== AVAILABLE DATA ==

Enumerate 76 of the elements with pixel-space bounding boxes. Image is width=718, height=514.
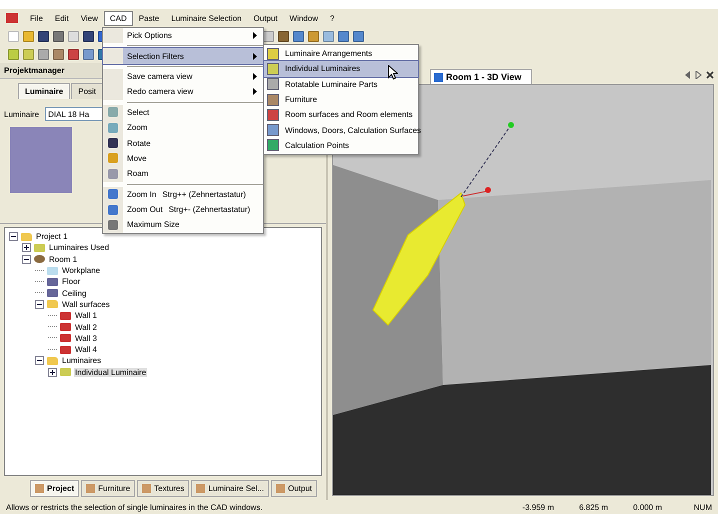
tab[interactable]: Posit xyxy=(71,83,104,99)
tree-item[interactable]: Workplane xyxy=(61,266,102,276)
y-coordinate: 6.825 m xyxy=(578,502,608,512)
tree-item[interactable]: Floor xyxy=(61,277,82,286)
menu-item[interactable]: Save camera view xyxy=(103,68,263,84)
collapse-icon[interactable] xyxy=(35,300,44,309)
z-coordinate: 0.000 m xyxy=(632,502,662,512)
toolbar-icon[interactable] xyxy=(53,48,64,60)
vertical-axis-handle[interactable] xyxy=(460,122,514,198)
expand-icon[interactable] xyxy=(48,368,57,377)
menu-item[interactable]: Luminaire Selection xyxy=(165,10,248,26)
close-icon[interactable] xyxy=(706,71,714,79)
tree-item[interactable]: Ceiling xyxy=(61,288,88,298)
toolbar-icon[interactable] xyxy=(68,48,79,60)
tree-item[interactable]: Wall 4 xyxy=(74,345,98,354)
tree-item[interactable]: Wall 1 xyxy=(74,311,98,320)
status-message: Allows or restricts the selection of single luminaires in the CAD windows. xyxy=(6,502,263,512)
menu-item[interactable]: Window xyxy=(284,10,324,26)
menu-item[interactable]: Zoom Out Strg+- (Zehnertastatur) xyxy=(103,202,263,218)
menu-item[interactable]: Calculation Points xyxy=(264,138,418,154)
menu-item[interactable]: Selection Filters xyxy=(103,48,263,64)
scroll-right-icon[interactable] xyxy=(695,71,702,79)
menu-item[interactable]: Move xyxy=(103,150,263,166)
menu-item[interactable]: Rotate xyxy=(103,135,263,151)
toolbar-icon[interactable] xyxy=(278,30,289,42)
tab[interactable]: Project xyxy=(30,480,80,497)
collapse-icon[interactable] xyxy=(22,254,31,264)
tab[interactable]: Textures xyxy=(137,480,190,497)
tree-item[interactable]: Wall 3 xyxy=(74,334,98,343)
tree-item[interactable]: Individual Luminaire xyxy=(74,368,148,377)
toolbar-icon[interactable] xyxy=(353,30,364,42)
tab[interactable]: Luminaire xyxy=(18,83,70,99)
photo-placeholder xyxy=(10,127,72,193)
menu-item[interactable]: Output xyxy=(248,10,284,26)
tree-item[interactable]: Wall 2 xyxy=(74,322,98,332)
tree-item[interactable]: Luminaires xyxy=(61,356,102,366)
x-coordinate: -3.959 m xyxy=(521,502,554,512)
num-lock-indicator: NUM xyxy=(692,502,712,512)
menu-item[interactable]: CAD xyxy=(104,10,133,26)
tab[interactable]: Luminaire Sel... xyxy=(191,480,269,497)
menu-item[interactable]: Paste xyxy=(132,10,166,26)
toolbar-icon[interactable] xyxy=(338,30,349,42)
menu-item[interactable]: Edit xyxy=(48,10,75,26)
menu-item[interactable]: Pick Options xyxy=(103,28,263,44)
mouse-pointer-icon xyxy=(388,65,398,80)
toolbar-icon[interactable] xyxy=(293,30,304,42)
field-label: Luminaire xyxy=(4,110,40,118)
tree-item[interactable]: Luminaires Used xyxy=(48,243,110,252)
menu-item[interactable]: Individual Luminaires xyxy=(264,61,418,77)
tree-item[interactable]: Project 1 xyxy=(35,232,69,242)
menu-item[interactable]: File xyxy=(24,10,49,26)
menu-item[interactable]: Roam xyxy=(103,166,263,182)
menu-item[interactable]: Room surfaces and Room elements xyxy=(264,107,418,122)
tree-item[interactable]: Wall surfaces xyxy=(61,300,111,309)
tree-item[interactable]: Room 1 xyxy=(48,254,78,264)
menu-item[interactable]: Maximum Size xyxy=(103,217,263,233)
menu-item[interactable]: Zoom In Strg++ (Zehnertastatur) xyxy=(103,186,263,202)
collapse-icon[interactable] xyxy=(35,356,44,366)
collapse-icon[interactable] xyxy=(9,232,18,242)
menu-item[interactable]: Luminaire Arrangements xyxy=(264,46,418,62)
tab[interactable]: Output xyxy=(270,480,317,497)
menu-item[interactable]: Furniture xyxy=(264,92,418,108)
horizontal-axis-handle[interactable] xyxy=(462,187,491,196)
scroll-left-icon[interactable] xyxy=(684,71,691,79)
toolbar-icon[interactable] xyxy=(53,30,64,42)
tab[interactable]: Furniture xyxy=(81,480,136,497)
menu-item[interactable]: Redo camera view xyxy=(103,84,263,100)
menu-item[interactable]: Select xyxy=(103,104,263,120)
toolbar-icon[interactable] xyxy=(38,30,49,42)
menu-item[interactable]: Rotatable Luminaire Parts xyxy=(264,76,418,92)
expand-icon[interactable] xyxy=(22,243,31,252)
menu-item[interactable]: View xyxy=(74,10,104,26)
toolbar-icon[interactable] xyxy=(83,30,94,42)
tab[interactable]: Room 1 - 3D View xyxy=(430,69,532,84)
menu-item[interactable]: ? xyxy=(324,10,340,26)
menu-item[interactable]: Zoom xyxy=(103,120,263,136)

===

AIM: Reproduce the lines in the stretch from the line containing "tab[interactable]: Posit xyxy=(71,83,104,99)" through the line containing "status-message: Allows or", substituting "Partition" for "Wall" and leaving everything else unaltered.

EXPECTED OUTPUT:
tab[interactable]: Posit xyxy=(71,83,104,99)
tree-item[interactable]: Workplane xyxy=(61,266,102,276)
y-coordinate: 6.825 m xyxy=(578,502,608,512)
tree-item[interactable]: Floor xyxy=(61,277,82,286)
menu-item[interactable]: Save camera view xyxy=(103,68,263,84)
collapse-icon[interactable] xyxy=(35,300,44,309)
z-coordinate: 0.000 m xyxy=(632,502,662,512)
toolbar-icon[interactable] xyxy=(53,48,64,60)
vertical-axis-handle[interactable] xyxy=(460,122,514,198)
expand-icon[interactable] xyxy=(48,368,57,377)
menu-item[interactable]: Luminaire Selection xyxy=(165,10,248,26)
close-icon[interactable] xyxy=(706,71,714,79)
tree-item[interactable]: Ceiling xyxy=(61,288,88,298)
toolbar-icon[interactable] xyxy=(68,48,79,60)
tree-item[interactable]: Partition 4 xyxy=(74,345,98,354)
tree-item[interactable]: Partition 1 xyxy=(74,311,98,320)
status-message: Allows or restricts the selection of single luminaires in the CAD windows. xyxy=(6,502,263,512)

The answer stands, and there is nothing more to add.